TASK BRIEF
Go through the listing and set it down exactly, leaving out its pictures.

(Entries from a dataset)
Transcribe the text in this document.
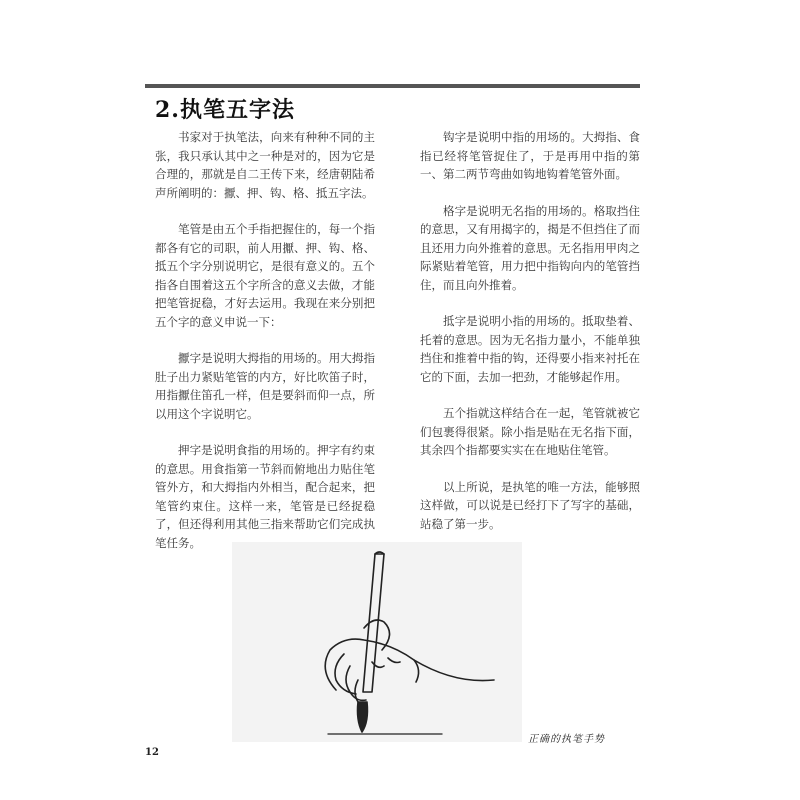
2.执笔五字法

书家对于执笔法，向来有种种不同的主张，我只承认其中之一种是对的，因为它是合理的，那就是自二王传下来，经唐朝陆希声所阐明的：擫、押、钩、格、抵五字法。

笔管是由五个手指把握住的，每一个指都各有它的司职，前人用擫、押、钩、格、抵五个字分别说明它，是很有意义的。五个指各自围着这五个字所含的意义去做，才能把笔管捉稳，才好去运用。我现在来分别把五个字的意义申说一下：

擫字是说明大拇指的用场的。用大拇指肚子出力紧贴笔管的内方，好比吹笛子时，用指擫住笛孔一样，但是要斜而仰一点，所以用这个字说明它。

押字是说明食指的用场的。押字有约束的意思。用食指第一节斜而俯地出力贴住笔管外方，和大拇指内外相当，配合起来，把笔管约束住。这样一来，笔管是已经捉稳了，但还得利用其他三指来帮助它们完成执笔任务。

钩字是说明中指的用场的。大拇指、食指已经将笔管捉住了，于是再用中指的第一、第二两节弯曲如钩地钩着笔管外面。

格字是说明无名指的用场的。格取挡住的意思，又有用揭字的，揭是不但挡住了而且还用力向外推着的意思。无名指用甲肉之际紧贴着笔管，用力把中指钩向内的笔管挡住，而且向外推着。

抵字是说明小指的用场的。抵取垫着、托着的意思。因为无名指力量小，不能单独挡住和推着中指的钩，还得要小指来衬托在它的下面，去加一把劲，才能够起作用。

五个指就这样结合在一起，笔管就被它们包裹得很紧。除小指是贴在无名指下面，其余四个指都要实实在在地贴住笔管。

以上所说，是执笔的唯一方法，能够照这样做，可以说是已经打下了写字的基础，站稳了第一步。

正确的执笔手势
12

FULL ANSWER
Transcribe the text in this document.
2.执笔五字法

书家对于执笔法，向来有种种不同的主张，我只承认其中之一种是对的，因为它是合理的，那就是自二王传下来，经唐朝陆希声所阐明的：擫、押、钩、格、抵五字法。

笔管是由五个手指把握住的，每一个指都各有它的司职，前人用擫、押、钩、格、抵五个字分别说明它，是很有意义的。五个指各自围着这五个字所含的意义去做，才能把笔管捉稳，才好去运用。我现在来分别把五个字的意义申说一下：

擫字是说明大拇指的用场的。用大拇指肚子出力紧贴笔管的内方，好比吹笛子时，用指擫住笛孔一样，但是要斜而仰一点，所以用这个字说明它。

押字是说明食指的用场的。押字有约束的意思。用食指第一节斜而俯地出力贴住笔管外方，和大拇指内外相当，配合起来，把笔管约束住。这样一来，笔管是已经捉稳了，但还得利用其他三指来帮助它们完成执笔任务。

钩字是说明中指的用场的。大拇指、食指已经将笔管捉住了，于是再用中指的第一、第二两节弯曲如钩地钩着笔管外面。

格字是说明无名指的用场的。格取挡住的意思，又有用揭字的，揭是不但挡住了而且还用力向外推着的意思。无名指用甲肉之际紧贴着笔管，用力把中指钩向内的笔管挡住，而且向外推着。

抵字是说明小指的用场的。抵取垫着、托着的意思。因为无名指力量小，不能单独挡住和推着中指的钩，还得要小指来衬托在它的下面，去加一把劲，才能够起作用。

五个指就这样结合在一起，笔管就被它们包裹得很紧。除小指是贴在无名指下面，其余四个指都要实实在在地贴住笔管。

以上所说，是执笔的唯一方法，能够照这样做，可以说是已经打下了写字的基础，站稳了第一步。

正确的执笔手势
12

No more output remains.